(begin)
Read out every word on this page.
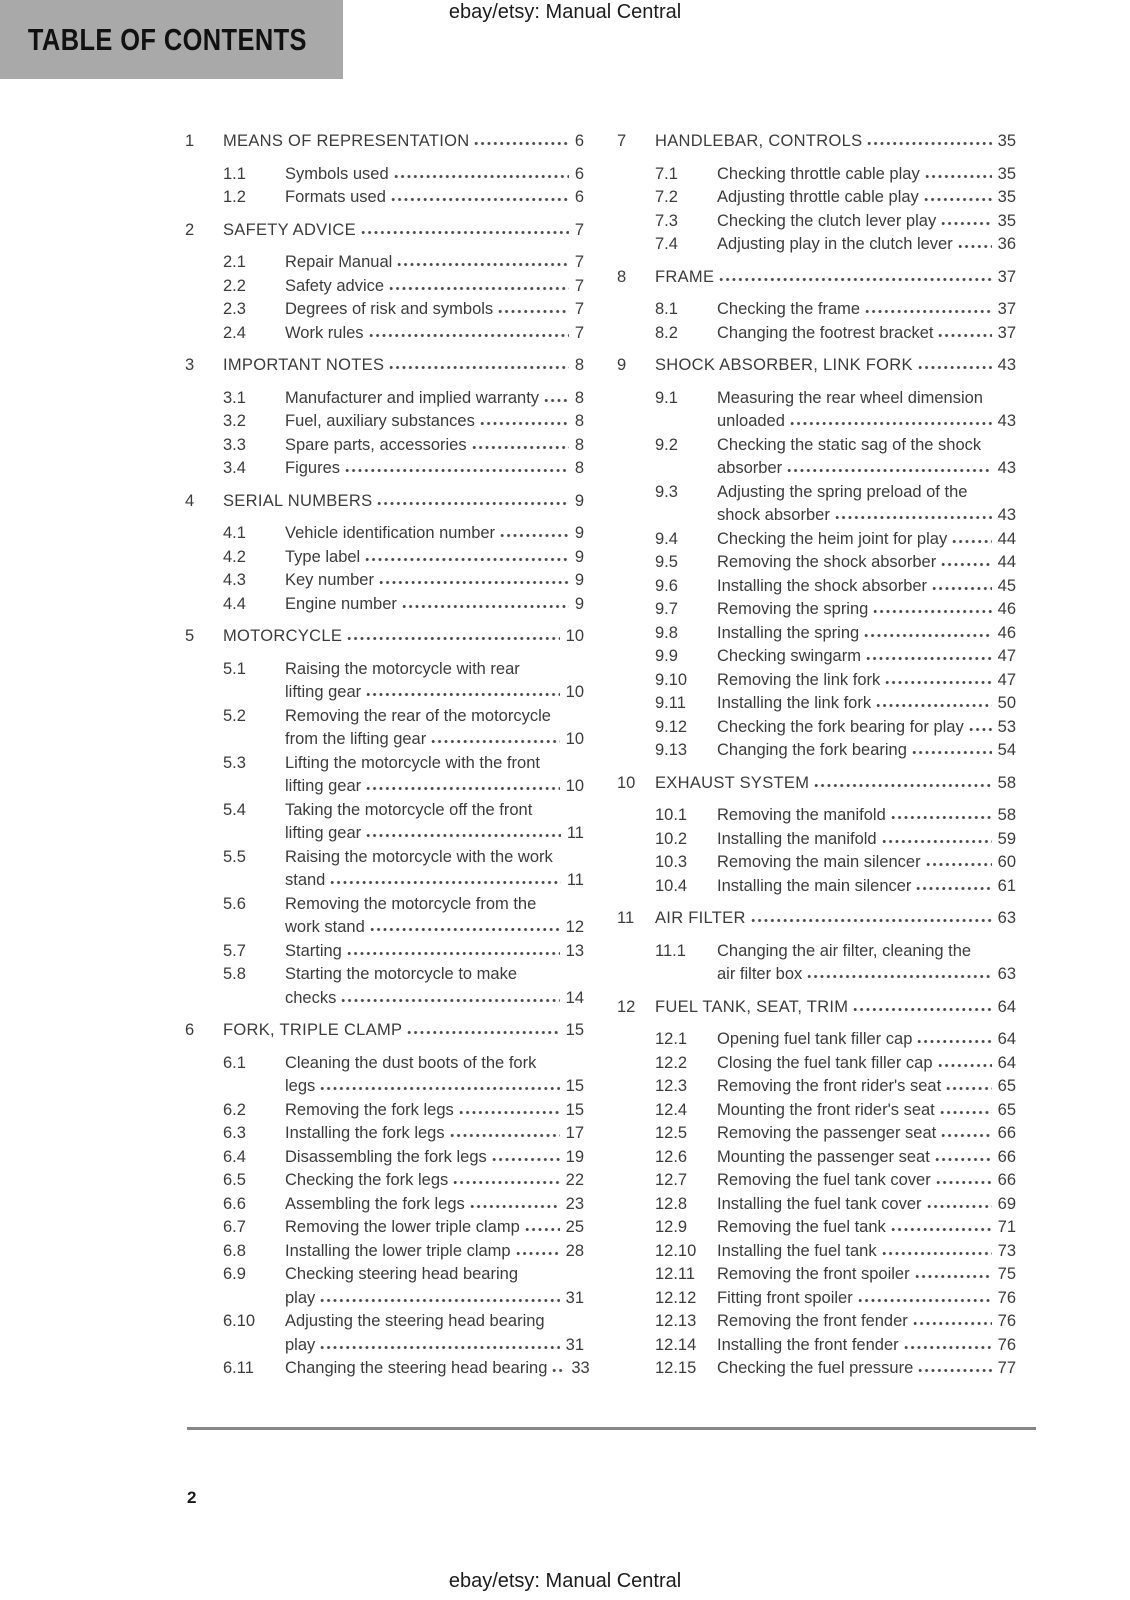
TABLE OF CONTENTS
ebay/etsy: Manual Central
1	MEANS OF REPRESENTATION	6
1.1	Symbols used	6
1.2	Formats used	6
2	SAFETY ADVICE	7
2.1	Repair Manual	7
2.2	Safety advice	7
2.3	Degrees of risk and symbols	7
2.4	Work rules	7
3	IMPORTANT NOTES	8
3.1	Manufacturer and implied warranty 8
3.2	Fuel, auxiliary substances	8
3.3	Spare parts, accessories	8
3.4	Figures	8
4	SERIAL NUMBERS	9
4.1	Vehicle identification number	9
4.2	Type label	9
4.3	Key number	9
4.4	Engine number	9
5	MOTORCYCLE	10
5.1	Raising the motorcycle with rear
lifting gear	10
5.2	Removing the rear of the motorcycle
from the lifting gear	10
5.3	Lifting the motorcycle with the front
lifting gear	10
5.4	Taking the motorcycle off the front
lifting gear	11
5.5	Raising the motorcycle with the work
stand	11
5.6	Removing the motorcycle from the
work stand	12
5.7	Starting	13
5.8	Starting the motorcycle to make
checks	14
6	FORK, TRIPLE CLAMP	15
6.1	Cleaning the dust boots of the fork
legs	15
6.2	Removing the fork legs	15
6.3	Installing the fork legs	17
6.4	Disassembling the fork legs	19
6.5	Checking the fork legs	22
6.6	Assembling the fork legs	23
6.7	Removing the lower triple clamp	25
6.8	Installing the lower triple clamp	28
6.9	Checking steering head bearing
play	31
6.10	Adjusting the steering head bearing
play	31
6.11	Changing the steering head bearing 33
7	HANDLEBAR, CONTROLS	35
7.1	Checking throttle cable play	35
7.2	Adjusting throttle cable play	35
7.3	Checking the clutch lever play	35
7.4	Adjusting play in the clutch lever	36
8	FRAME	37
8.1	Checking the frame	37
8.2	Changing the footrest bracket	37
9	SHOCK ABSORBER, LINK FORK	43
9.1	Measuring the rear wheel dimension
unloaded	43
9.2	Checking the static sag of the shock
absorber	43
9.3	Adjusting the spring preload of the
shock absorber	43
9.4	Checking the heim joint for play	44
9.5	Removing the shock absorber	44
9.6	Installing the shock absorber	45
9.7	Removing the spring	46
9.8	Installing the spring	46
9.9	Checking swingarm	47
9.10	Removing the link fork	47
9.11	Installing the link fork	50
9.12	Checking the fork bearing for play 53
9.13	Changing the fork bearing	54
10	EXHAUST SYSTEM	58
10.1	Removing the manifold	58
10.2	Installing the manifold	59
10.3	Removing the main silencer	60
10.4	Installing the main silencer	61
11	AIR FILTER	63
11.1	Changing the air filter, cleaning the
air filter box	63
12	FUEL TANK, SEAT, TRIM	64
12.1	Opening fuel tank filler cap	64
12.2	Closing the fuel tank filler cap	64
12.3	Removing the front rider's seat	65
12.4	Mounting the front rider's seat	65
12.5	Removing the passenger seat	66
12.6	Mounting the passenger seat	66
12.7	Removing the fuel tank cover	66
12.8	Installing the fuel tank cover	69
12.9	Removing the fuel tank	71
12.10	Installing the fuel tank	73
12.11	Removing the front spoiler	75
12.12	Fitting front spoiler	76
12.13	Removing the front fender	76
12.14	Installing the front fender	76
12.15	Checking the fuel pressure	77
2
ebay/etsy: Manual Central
(end)
(begin)
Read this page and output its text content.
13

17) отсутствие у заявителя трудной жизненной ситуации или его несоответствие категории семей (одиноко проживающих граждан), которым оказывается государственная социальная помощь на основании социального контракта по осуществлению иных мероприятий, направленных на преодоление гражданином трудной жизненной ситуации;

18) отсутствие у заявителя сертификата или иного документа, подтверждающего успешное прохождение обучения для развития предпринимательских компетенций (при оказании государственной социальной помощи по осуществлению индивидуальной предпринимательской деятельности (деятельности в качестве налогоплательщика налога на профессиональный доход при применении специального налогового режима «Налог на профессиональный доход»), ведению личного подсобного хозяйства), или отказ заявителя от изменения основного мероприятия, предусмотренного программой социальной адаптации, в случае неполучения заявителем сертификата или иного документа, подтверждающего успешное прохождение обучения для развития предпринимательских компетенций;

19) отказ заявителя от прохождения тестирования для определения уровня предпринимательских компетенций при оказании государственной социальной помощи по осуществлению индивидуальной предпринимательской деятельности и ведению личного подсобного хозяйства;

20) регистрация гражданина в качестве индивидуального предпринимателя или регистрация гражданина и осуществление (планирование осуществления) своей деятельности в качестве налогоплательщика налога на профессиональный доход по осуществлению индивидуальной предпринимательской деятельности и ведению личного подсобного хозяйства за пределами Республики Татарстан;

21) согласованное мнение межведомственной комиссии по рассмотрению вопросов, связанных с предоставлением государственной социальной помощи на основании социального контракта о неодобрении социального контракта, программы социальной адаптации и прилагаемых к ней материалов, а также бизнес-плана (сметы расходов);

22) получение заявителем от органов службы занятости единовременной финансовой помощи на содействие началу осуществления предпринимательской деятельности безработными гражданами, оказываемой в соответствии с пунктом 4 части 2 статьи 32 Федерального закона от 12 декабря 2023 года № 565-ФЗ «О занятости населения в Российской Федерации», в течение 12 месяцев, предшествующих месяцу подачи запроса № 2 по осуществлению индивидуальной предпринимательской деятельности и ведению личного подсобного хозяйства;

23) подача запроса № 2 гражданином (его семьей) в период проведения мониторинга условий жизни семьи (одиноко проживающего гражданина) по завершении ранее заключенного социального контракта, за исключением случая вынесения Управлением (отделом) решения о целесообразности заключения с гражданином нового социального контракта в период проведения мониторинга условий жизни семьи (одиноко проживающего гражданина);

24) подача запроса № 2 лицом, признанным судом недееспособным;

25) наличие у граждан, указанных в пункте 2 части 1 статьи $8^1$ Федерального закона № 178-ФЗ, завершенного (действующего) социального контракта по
(end)
Select from the material above each line in which the string "rider" appears, and list those lines.

OUTPUT FOR THIS TASK
12.3	Removing the front rider's seat	65
12.4	Mounting the front rider's seat	65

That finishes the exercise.